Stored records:
>>>>>

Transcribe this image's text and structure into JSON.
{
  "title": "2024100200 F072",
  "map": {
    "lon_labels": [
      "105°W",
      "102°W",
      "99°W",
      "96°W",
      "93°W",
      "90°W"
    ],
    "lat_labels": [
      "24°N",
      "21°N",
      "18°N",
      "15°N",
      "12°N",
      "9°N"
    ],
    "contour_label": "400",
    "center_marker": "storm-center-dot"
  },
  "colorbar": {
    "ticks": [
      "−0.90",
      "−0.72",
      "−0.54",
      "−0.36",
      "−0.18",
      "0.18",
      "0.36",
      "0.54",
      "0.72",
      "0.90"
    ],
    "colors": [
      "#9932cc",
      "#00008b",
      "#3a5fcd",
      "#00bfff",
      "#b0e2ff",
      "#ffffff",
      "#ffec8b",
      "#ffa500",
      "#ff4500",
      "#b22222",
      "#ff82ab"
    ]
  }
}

<<<<<

> _WHAT TO WORK ON_
Please reproduce each record precisely as written.

> _TASK RESPONSE_
Transcribe this image's text and structure into JSON.
{
  "title": "2024100200 F072",
  "map": {
    "lon_labels": [
      "105°W",
      "102°W",
      "99°W",
      "96°W",
      "93°W",
      "90°W"
    ],
    "lat_labels": [
      "24°N",
      "21°N",
      "18°N",
      "15°N",
      "12°N",
      "9°N"
    ],
    "contour_label": "400",
    "center_marker": "storm-center-dot"
  },
  "colorbar": {
    "ticks": [
      "−0.90",
      "−0.72",
      "−0.54",
      "−0.36",
      "−0.18",
      "0.18",
      "0.36",
      "0.54",
      "0.72",
      "0.90"
    ],
    "colors": [
      "#9932cc",
      "#00008b",
      "#3a5fcd",
      "#00bfff",
      "#b0e2ff",
      "#ffffff",
      "#ffec8b",
      "#ffa500",
      "#ff4500",
      "#b22222",
      "#ff82ab"
    ]
  }
}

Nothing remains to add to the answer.